## EXERCISE TASK:
Please pick up the forum post below about when to switch an array to dual parity and keep writing it from its last sentence.

## QUOTED PASSAGE:
When is moving to dual parity preferred


Recommended Posts

I'm wondering at what number of hard drives or at what total array size is dual parity now the preferred way to go?  I’m currently faced with my next upgrade dilemma so wondering which way is going to be the best way forward.

 

The array is currently a mixture of 4, 3 and 2TB disks totally 16TB’s.  Being the hoarder that I am I’m running low on space again and faced with my next upgrade.

 

The current case is the Fractal Define Mini which has 6 internal 3.5” bays and 2 external 5.25” bays.  The 2 5.25” bays are occupied by my ssd cache drive and 1 x 3.5” drive.

## DATA SEGMENT:
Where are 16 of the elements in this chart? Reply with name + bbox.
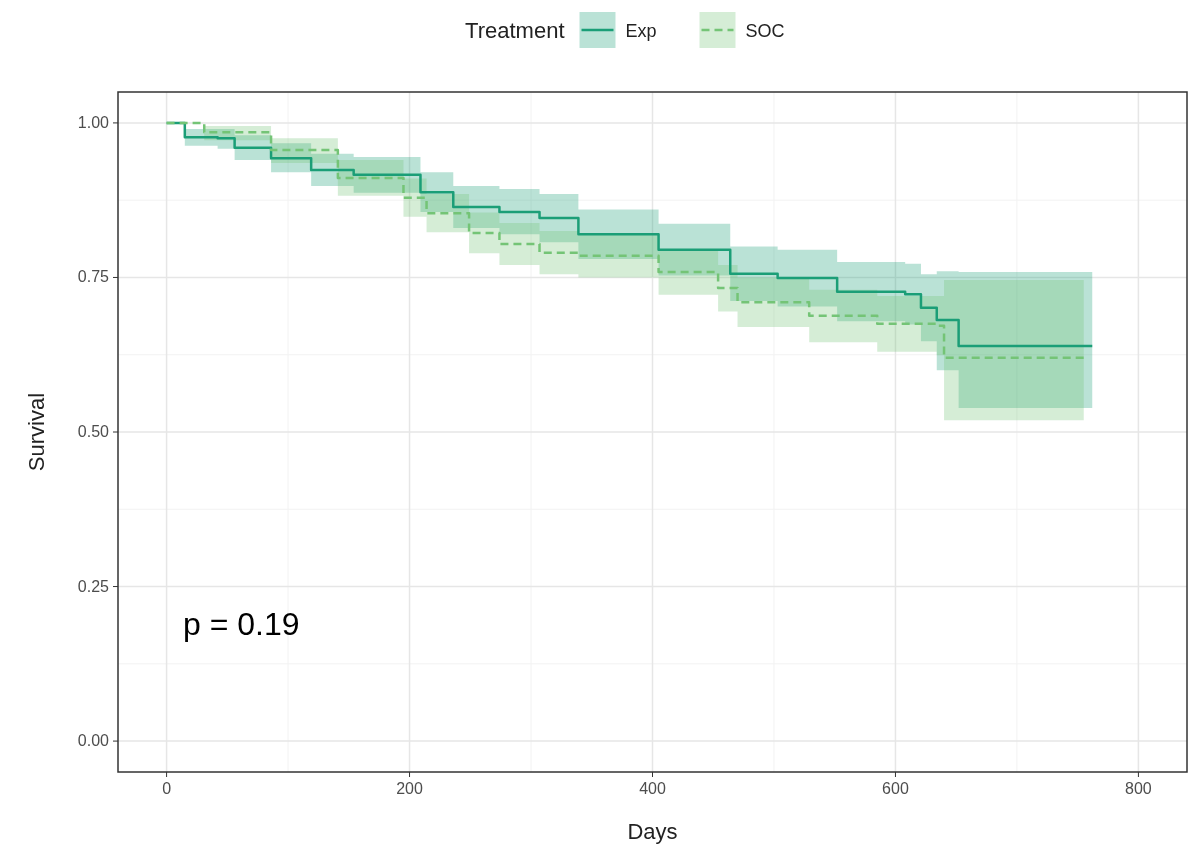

## EXERCISE ANSWER:
http://www.fractal-design.com/home/product/cases/define-series/define-mini

 

Parity TOSHIBA_MD04ACA400_84E2K6HPFSAA - 4 TB

Disk 1 TOSHIBA_DT01ACA300_242S5X2GS - 3 TB

Disk 2 TOSHIBA_MD04ACA400_84E1K4RAFSAA - 4 TB

Disk 3 Hitachi_HDS5C3020ALA632_ML0220F30DYRWD - 2 TB

Disk 4 Hitachi_HDS5C3020ALA632_ML0220F30GGKXD - 2 TB

Disk 5 TOSHIBA_DT01ACA300_331K5XRGS - 3 TB

Disk 6 Hitachi_HDS5C3020ALA632_ML0220F30GGLTD - 2 TB

 

So as it stands currently I’ve run out of places for new drives and have used all sata headers on my motherboard.  I do also have a spare case which is a fraction bigger then the Define but it will not fit into my home entertainment unit so I can’t use this yet.  The spare case has 5 internal 3.5” bays and 5 x external 5.25” bays.  We are hoping to buy and move house in the near future so when this happens I will have move space for networking and storage equipment and will probably move my current setup into this case at that point.  To complicate matters further I also have a  3TB drive spare which was left over from another project.

 

I’ve been running a few scenario’s around but can’t come to any decision yet and am looking for some advice.  Any decision will also depend on at what point it is advisable to move to dual parity.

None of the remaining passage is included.